§ Input for this task
■ ■ ■ ■ ■ ■ ■
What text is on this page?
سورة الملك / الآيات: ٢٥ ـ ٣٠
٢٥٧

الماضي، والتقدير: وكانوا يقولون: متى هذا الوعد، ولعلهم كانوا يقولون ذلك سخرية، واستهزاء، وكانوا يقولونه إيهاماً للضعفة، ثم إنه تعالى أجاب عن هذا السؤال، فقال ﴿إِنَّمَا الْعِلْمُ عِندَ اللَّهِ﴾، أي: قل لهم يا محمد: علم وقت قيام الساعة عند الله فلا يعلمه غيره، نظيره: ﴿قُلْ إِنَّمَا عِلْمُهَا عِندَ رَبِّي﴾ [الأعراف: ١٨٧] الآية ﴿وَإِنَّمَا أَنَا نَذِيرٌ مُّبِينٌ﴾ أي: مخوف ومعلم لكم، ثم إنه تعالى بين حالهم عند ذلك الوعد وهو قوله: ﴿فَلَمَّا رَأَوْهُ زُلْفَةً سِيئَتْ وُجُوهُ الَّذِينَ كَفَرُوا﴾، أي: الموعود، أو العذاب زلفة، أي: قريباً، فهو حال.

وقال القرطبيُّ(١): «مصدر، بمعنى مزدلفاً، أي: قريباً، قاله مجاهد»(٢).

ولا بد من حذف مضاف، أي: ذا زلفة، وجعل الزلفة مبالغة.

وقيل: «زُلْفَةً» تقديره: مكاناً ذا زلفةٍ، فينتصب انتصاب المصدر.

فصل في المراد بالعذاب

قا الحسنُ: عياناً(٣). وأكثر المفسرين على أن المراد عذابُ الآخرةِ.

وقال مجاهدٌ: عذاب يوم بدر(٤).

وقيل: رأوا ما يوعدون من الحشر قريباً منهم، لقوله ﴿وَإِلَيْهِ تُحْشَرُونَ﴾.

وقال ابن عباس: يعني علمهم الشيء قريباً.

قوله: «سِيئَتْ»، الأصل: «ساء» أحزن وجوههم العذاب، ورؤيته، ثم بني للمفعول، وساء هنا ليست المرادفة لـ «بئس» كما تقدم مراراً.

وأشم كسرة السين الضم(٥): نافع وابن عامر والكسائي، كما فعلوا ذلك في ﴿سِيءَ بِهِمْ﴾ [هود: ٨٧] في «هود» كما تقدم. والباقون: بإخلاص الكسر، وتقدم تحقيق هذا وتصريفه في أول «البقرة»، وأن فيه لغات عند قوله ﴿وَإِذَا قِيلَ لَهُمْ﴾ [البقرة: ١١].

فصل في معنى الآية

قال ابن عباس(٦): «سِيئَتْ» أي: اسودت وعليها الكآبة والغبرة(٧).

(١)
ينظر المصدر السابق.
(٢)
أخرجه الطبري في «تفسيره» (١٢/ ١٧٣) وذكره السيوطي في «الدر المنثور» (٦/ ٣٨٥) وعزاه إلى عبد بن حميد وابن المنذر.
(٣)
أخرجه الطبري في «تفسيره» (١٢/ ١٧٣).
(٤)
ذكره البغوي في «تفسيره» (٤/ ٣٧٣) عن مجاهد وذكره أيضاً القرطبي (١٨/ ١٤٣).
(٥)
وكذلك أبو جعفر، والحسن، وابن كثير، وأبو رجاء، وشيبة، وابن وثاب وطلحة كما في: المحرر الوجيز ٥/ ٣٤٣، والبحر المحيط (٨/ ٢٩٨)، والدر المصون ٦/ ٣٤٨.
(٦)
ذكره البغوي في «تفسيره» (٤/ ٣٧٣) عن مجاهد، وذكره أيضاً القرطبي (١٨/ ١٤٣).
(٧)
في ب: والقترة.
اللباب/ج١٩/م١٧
■ ■ ■ ■ ■ ■ ■
§ Requirements
Copy each line of the data above without altering a single character.

§ The output
What text is on this page?
سورة الملك / الآيات: ٢٥ ـ ٣٠
٢٥٧

الماضي، والتقدير: وكانوا يقولون: متى هذا الوعد، ولعلهم كانوا يقولون ذلك سخرية، واستهزاء، وكانوا يقولونه إيهاماً للضعفة، ثم إنه تعالى أجاب عن هذا السؤال، فقال ﴿إِنَّمَا الْعِلْمُ عِندَ اللَّهِ﴾، أي: قل لهم يا محمد: علم وقت قيام الساعة عند الله فلا يعلمه غيره، نظيره: ﴿قُلْ إِنَّمَا عِلْمُهَا عِندَ رَبِّي﴾ [الأعراف: ١٨٧] الآية ﴿وَإِنَّمَا أَنَا نَذِيرٌ مُّبِينٌ﴾ أي: مخوف ومعلم لكم، ثم إنه تعالى بين حالهم عند ذلك الوعد وهو قوله: ﴿فَلَمَّا رَأَوْهُ زُلْفَةً سِيئَتْ وُجُوهُ الَّذِينَ كَفَرُوا﴾، أي: الموعود، أو العذاب زلفة، أي: قريباً، فهو حال.

وقال القرطبيُّ(١): «مصدر، بمعنى مزدلفاً، أي: قريباً، قاله مجاهد»(٢).

ولا بد من حذف مضاف، أي: ذا زلفة، وجعل الزلفة مبالغة.

وقيل: «زُلْفَةً» تقديره: مكاناً ذا زلفةٍ، فينتصب انتصاب المصدر.

فصل في المراد بالعذاب

قا الحسنُ: عياناً(٣). وأكثر المفسرين على أن المراد عذابُ الآخرةِ.

وقال مجاهدٌ: عذاب يوم بدر(٤).

وقيل: رأوا ما يوعدون من الحشر قريباً منهم، لقوله ﴿وَإِلَيْهِ تُحْشَرُونَ﴾.

وقال ابن عباس: يعني علمهم الشيء قريباً.

قوله: «سِيئَتْ»، الأصل: «ساء» أحزن وجوههم العذاب، ورؤيته، ثم بني للمفعول، وساء هنا ليست المرادفة لـ «بئس» كما تقدم مراراً.

وأشم كسرة السين الضم(٥): نافع وابن عامر والكسائي، كما فعلوا ذلك في ﴿سِيءَ بِهِمْ﴾ [هود: ٨٧] في «هود» كما تقدم. والباقون: بإخلاص الكسر، وتقدم تحقيق هذا وتصريفه في أول «البقرة»، وأن فيه لغات عند قوله ﴿وَإِذَا قِيلَ لَهُمْ﴾ [البقرة: ١١].

فصل في معنى الآية

قال ابن عباس(٦): «سِيئَتْ» أي: اسودت وعليها الكآبة والغبرة(٧).

(١)
ينظر المصدر السابق.
(٢)
أخرجه الطبري في «تفسيره» (١٢/ ١٧٣) وذكره السيوطي في «الدر المنثور» (٦/ ٣٨٥) وعزاه إلى عبد بن حميد وابن المنذر.
(٣)
أخرجه الطبري في «تفسيره» (١٢/ ١٧٣).
(٤)
ذكره البغوي في «تفسيره» (٤/ ٣٧٣) عن مجاهد وذكره أيضاً القرطبي (١٨/ ١٤٣).
(٥)
وكذلك أبو جعفر، والحسن، وابن كثير، وأبو رجاء، وشيبة، وابن وثاب وطلحة كما في: المحرر الوجيز ٥/ ٣٤٣، والبحر المحيط (٨/ ٢٩٨)، والدر المصون ٦/ ٣٤٨.
(٦)
ذكره البغوي في «تفسيره» (٤/ ٣٧٣) عن مجاهد، وذكره أيضاً القرطبي (١٨/ ١٤٣).
(٧)
في ب: والقترة.
اللباب/ج١٩/م١٧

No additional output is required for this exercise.